Description of the task: Copy every record exactly, and keep the pictures out.
--- Start of Material ---
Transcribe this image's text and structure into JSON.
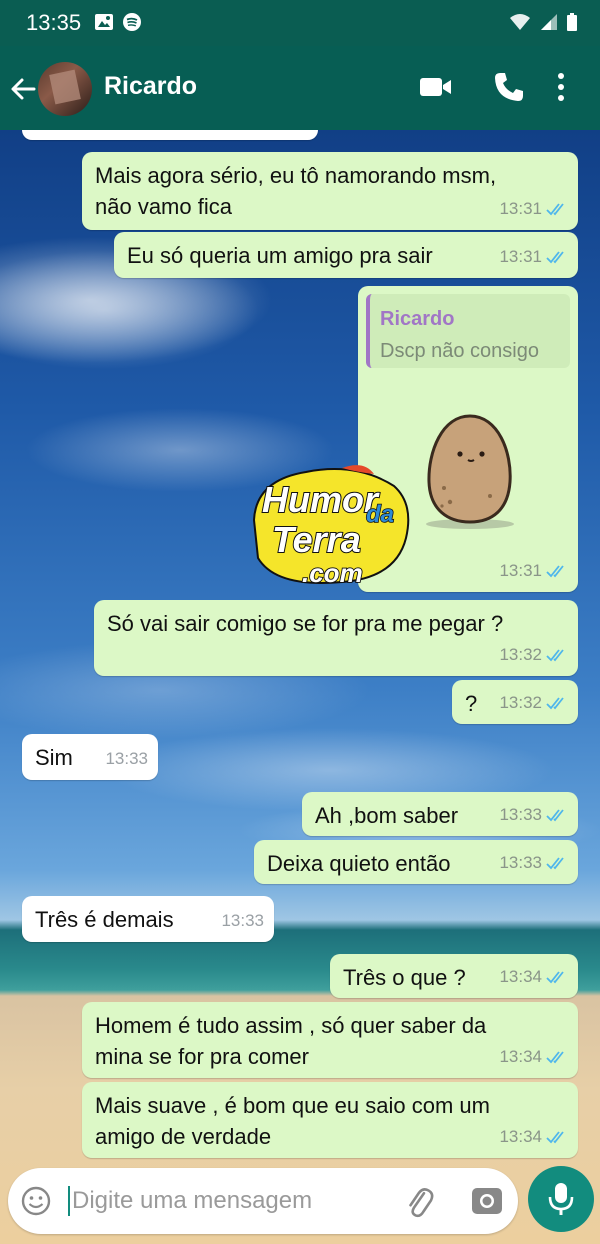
{
  "status_bar": {
    "time": "13:35"
  },
  "header": {
    "contact_name": "Ricardo"
  },
  "messages": [
    {
      "direction": "out",
      "text": "Mais agora sério, eu tô namorando msm,\nnão vamo fica",
      "time": "13:31"
    },
    {
      "direction": "out",
      "text": "Eu só queria um amigo pra sair",
      "time": "13:31"
    },
    {
      "direction": "out",
      "type": "quoted-sticker",
      "quote_author": "Ricardo",
      "quote_text": "Dscp não consigo",
      "time": "13:31"
    },
    {
      "direction": "out",
      "text": "Só vai sair comigo se for pra me pegar ?",
      "time": "13:32"
    },
    {
      "direction": "out",
      "text": "?",
      "time": "13:32"
    },
    {
      "direction": "in",
      "text": "Sim",
      "time": "13:33"
    },
    {
      "direction": "out",
      "text": "Ah ,bom saber",
      "time": "13:33"
    },
    {
      "direction": "out",
      "text": "Deixa quieto então",
      "time": "13:33"
    },
    {
      "direction": "in",
      "text": "Três é demais",
      "time": "13:33"
    },
    {
      "direction": "out",
      "text": "Três o que ?",
      "time": "13:34"
    },
    {
      "direction": "out",
      "text": "Homem é tudo assim , só quer saber da\nmina se for pra comer",
      "time": "13:34"
    },
    {
      "direction": "out",
      "text": "Mais suave , é bom que eu saio com um\namigo de verdade",
      "time": "13:34"
    }
  ],
  "watermark": {
    "line1": "Humor",
    "line2": "da",
    "line3": "Terra",
    "line4": ".com"
  },
  "input": {
    "placeholder": "Digite uma mensagem"
  },
  "colors": {
    "header": "#075e54",
    "status_bar": "#0a5d52",
    "outgoing_bubble": "#dcf8c6",
    "incoming_bubble": "#ffffff",
    "read_ticks": "#4fb6ec",
    "fab": "#128c7e"
  }
}
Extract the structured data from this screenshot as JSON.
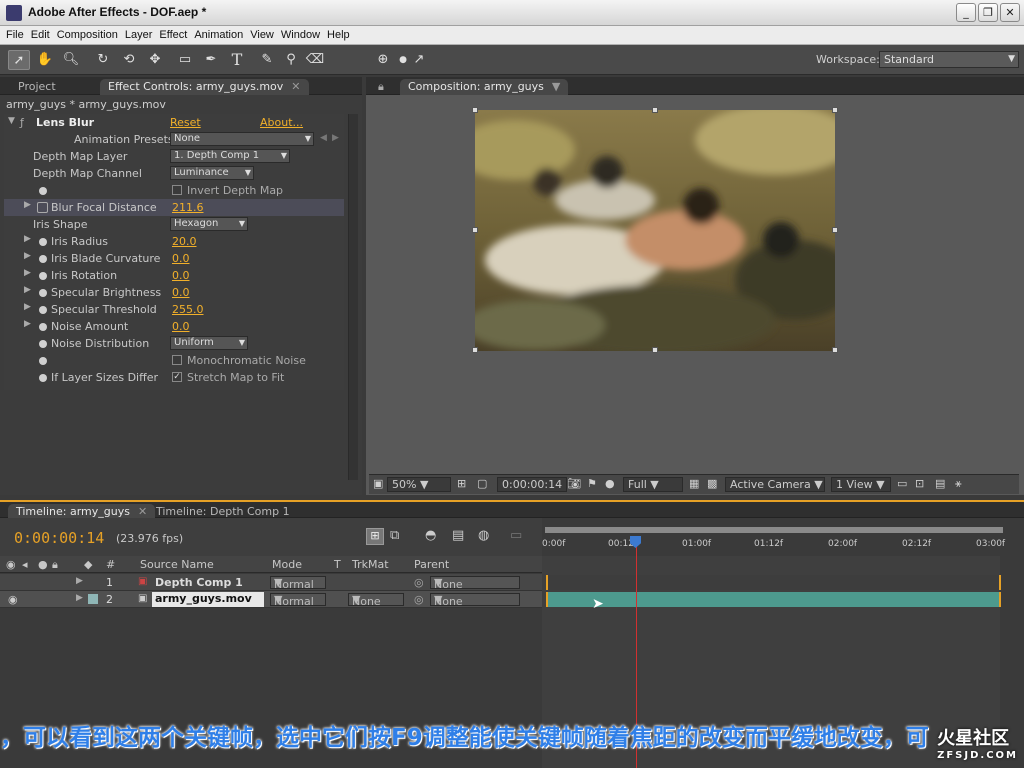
{
  "window": {
    "title": "Adobe After Effects - DOF.aep *",
    "controls": [
      "_",
      "❐",
      "✕"
    ]
  },
  "menu": [
    "File",
    "Edit",
    "Composition",
    "Layer",
    "Effect",
    "Animation",
    "View",
    "Window",
    "Help"
  ],
  "toolbar": {
    "workspace_label": "Workspace:",
    "workspace_value": "Standard"
  },
  "left_panel": {
    "tabs": [
      {
        "label": "Project"
      },
      {
        "label": "Effect Controls: army_guys.mov"
      }
    ],
    "breadcrumb": "army_guys * army_guys.mov",
    "effect": {
      "name": "Lens Blur",
      "reset": "Reset",
      "about": "About..."
    },
    "presets_label": "Animation Presets:",
    "presets_value": "None",
    "rows": [
      {
        "label": "Depth Map Layer",
        "type": "dropdown",
        "value": "1. Depth Comp 1"
      },
      {
        "label": "Depth Map Channel",
        "type": "dropdown",
        "value": "Luminance"
      },
      {
        "label": "",
        "type": "checkbox",
        "value": "Invert Depth Map",
        "checked": false
      },
      {
        "label": "Blur Focal Distance",
        "type": "number",
        "value": "211.6"
      },
      {
        "label": "Iris Shape",
        "type": "dropdown",
        "value": "Hexagon"
      },
      {
        "label": "Iris Radius",
        "type": "number",
        "value": "20.0"
      },
      {
        "label": "Iris Blade Curvature",
        "type": "number",
        "value": "0.0"
      },
      {
        "label": "Iris Rotation",
        "type": "number",
        "value": "0.0"
      },
      {
        "label": "Specular Brightness",
        "type": "number",
        "value": "0.0"
      },
      {
        "label": "Specular Threshold",
        "type": "number",
        "value": "255.0"
      },
      {
        "label": "Noise Amount",
        "type": "number",
        "value": "0.0"
      },
      {
        "label": "Noise Distribution",
        "type": "dropdown",
        "value": "Uniform"
      },
      {
        "label": "",
        "type": "checkbox",
        "value": "Monochromatic Noise",
        "checked": false
      },
      {
        "label": "If Layer Sizes Differ",
        "type": "checkbox",
        "value": "Stretch Map to Fit",
        "checked": true
      }
    ]
  },
  "comp_panel": {
    "tab": "Composition: army_guys",
    "footer": {
      "zoom": "50%",
      "timecode": "0:00:00:14",
      "resolution": "Full",
      "camera": "Active Camera",
      "view": "1 View"
    }
  },
  "timeline": {
    "tabs": [
      {
        "label": "Timeline: army_guys"
      },
      {
        "label": "Timeline: Depth Comp 1"
      }
    ],
    "current_time": "0:00:00:14",
    "fps": "(23.976 fps)",
    "columns": {
      "num": "#",
      "source": "Source Name",
      "mode": "Mode",
      "t": "T",
      "trkmat": "TrkMat",
      "parent": "Parent"
    },
    "layers": [
      {
        "num": "1",
        "name": "Depth Comp 1",
        "mode": "Normal",
        "trkmat": "",
        "parent": "None"
      },
      {
        "num": "2",
        "name": "army_guys.mov",
        "mode": "Normal",
        "trkmat": "None",
        "parent": "None"
      }
    ],
    "ruler_ticks": [
      "0:00f",
      "00:12f",
      "01:00f",
      "01:12f",
      "02:00f",
      "02:12f",
      "03:00f"
    ],
    "current_fraction": 0.19
  },
  "overlay": {
    "subtitle": "，可以看到这两个关键帧，选中它们按F9调整能使关键帧随着焦距的改变而平缓地改变，可",
    "watermark": "火星社区",
    "watermark_url": "ZFSJD.COM"
  }
}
--- End of Material ---
Correct result:
Transcribe this image's text and structure into JSON.
{
  "status_bar": {
    "time": "13:35"
  },
  "header": {
    "contact_name": "Ricardo"
  },
  "messages": [
    {
      "direction": "out",
      "text": "Mais agora sério, eu tô namorando msm,\nnão vamo fica",
      "time": "13:31"
    },
    {
      "direction": "out",
      "text": "Eu só queria um amigo pra sair",
      "time": "13:31"
    },
    {
      "direction": "out",
      "type": "quoted-sticker",
      "quote_author": "Ricardo",
      "quote_text": "Dscp não consigo",
      "time": "13:31"
    },
    {
      "direction": "out",
      "text": "Só vai sair comigo se for pra me pegar ?",
      "time": "13:32"
    },
    {
      "direction": "out",
      "text": "?",
      "time": "13:32"
    },
    {
      "direction": "in",
      "text": "Sim",
      "time": "13:33"
    },
    {
      "direction": "out",
      "text": "Ah ,bom saber",
      "time": "13:33"
    },
    {
      "direction": "out",
      "text": "Deixa quieto então",
      "time": "13:33"
    },
    {
      "direction": "in",
      "text": "Três é demais",
      "time": "13:33"
    },
    {
      "direction": "out",
      "text": "Três o que ?",
      "time": "13:34"
    },
    {
      "direction": "out",
      "text": "Homem é tudo assim , só quer saber da\nmina se for pra comer",
      "time": "13:34"
    },
    {
      "direction": "out",
      "text": "Mais suave , é bom que eu saio com um\namigo de verdade",
      "time": "13:34"
    }
  ],
  "watermark": {
    "line1": "Humor",
    "line2": "da",
    "line3": "Terra",
    "line4": ".com"
  },
  "input": {
    "placeholder": "Digite uma mensagem"
  },
  "colors": {
    "header": "#075e54",
    "status_bar": "#0a5d52",
    "outgoing_bubble": "#dcf8c6",
    "incoming_bubble": "#ffffff",
    "read_ticks": "#4fb6ec",
    "fab": "#128c7e"
  }
}
Extract the structured data from this screenshot as JSON.
{
  "window": {
    "title": "Adobe After Effects - DOF.aep *",
    "controls": [
      "_",
      "❐",
      "✕"
    ]
  },
  "menu": [
    "File",
    "Edit",
    "Composition",
    "Layer",
    "Effect",
    "Animation",
    "View",
    "Window",
    "Help"
  ],
  "toolbar": {
    "workspace_label": "Workspace:",
    "workspace_value": "Standard"
  },
  "left_panel": {
    "tabs": [
      {
        "label": "Project"
      },
      {
        "label": "Effect Controls: army_guys.mov"
      }
    ],
    "breadcrumb": "army_guys * army_guys.mov",
    "effect": {
      "name": "Lens Blur",
      "reset": "Reset",
      "about": "About..."
    },
    "presets_label": "Animation Presets:",
    "presets_value": "None",
    "rows": [
      {
        "label": "Depth Map Layer",
        "type": "dropdown",
        "value": "1. Depth Comp 1"
      },
      {
        "label": "Depth Map Channel",
        "type": "dropdown",
        "value": "Luminance"
      },
      {
        "label": "",
        "type": "checkbox",
        "value": "Invert Depth Map",
        "checked": false
      },
      {
        "label": "Blur Focal Distance",
        "type": "number",
        "value": "211.6"
      },
      {
        "label": "Iris Shape",
        "type": "dropdown",
        "value": "Hexagon"
      },
      {
        "label": "Iris Radius",
        "type": "number",
        "value": "20.0"
      },
      {
        "label": "Iris Blade Curvature",
        "type": "number",
        "value": "0.0"
      },
      {
        "label": "Iris Rotation",
        "type": "number",
        "value": "0.0"
      },
      {
        "label": "Specular Brightness",
        "type": "number",
        "value": "0.0"
      },
      {
        "label": "Specular Threshold",
        "type": "number",
        "value": "255.0"
      },
      {
        "label": "Noise Amount",
        "type": "number",
        "value": "0.0"
      },
      {
        "label": "Noise Distribution",
        "type": "dropdown",
        "value": "Uniform"
      },
      {
        "label": "",
        "type": "checkbox",
        "value": "Monochromatic Noise",
        "checked": false
      },
      {
        "label": "If Layer Sizes Differ",
        "type": "checkbox",
        "value": "Stretch Map to Fit",
        "checked": true
      }
    ]
  },
  "comp_panel": {
    "tab": "Composition: army_guys",
    "footer": {
      "zoom": "50%",
      "timecode": "0:00:00:14",
      "resolution": "Full",
      "camera": "Active Camera",
      "view": "1 View"
    }
  },
  "timeline": {
    "tabs": [
      {
        "label": "Timeline: army_guys"
      },
      {
        "label": "Timeline: Depth Comp 1"
      }
    ],
    "current_time": "0:00:00:14",
    "fps": "(23.976 fps)",
    "columns": {
      "num": "#",
      "source": "Source Name",
      "mode": "Mode",
      "t": "T",
      "trkmat": "TrkMat",
      "parent": "Parent"
    },
    "layers": [
      {
        "num": "1",
        "name": "Depth Comp 1",
        "mode": "Normal",
        "trkmat": "",
        "parent": "None"
      },
      {
        "num": "2",
        "name": "army_guys.mov",
        "mode": "Normal",
        "trkmat": "None",
        "parent": "None"
      }
    ],
    "ruler_ticks": [
      "0:00f",
      "00:12f",
      "01:00f",
      "01:12f",
      "02:00f",
      "02:12f",
      "03:00f"
    ],
    "current_fraction": 0.19
  },
  "overlay": {
    "subtitle": "，可以看到这两个关键帧，选中它们按F9调整能使关键帧随着焦距的改变而平缓地改变，可",
    "watermark": "火星社区",
    "watermark_url": "ZFSJD.COM"
  }
}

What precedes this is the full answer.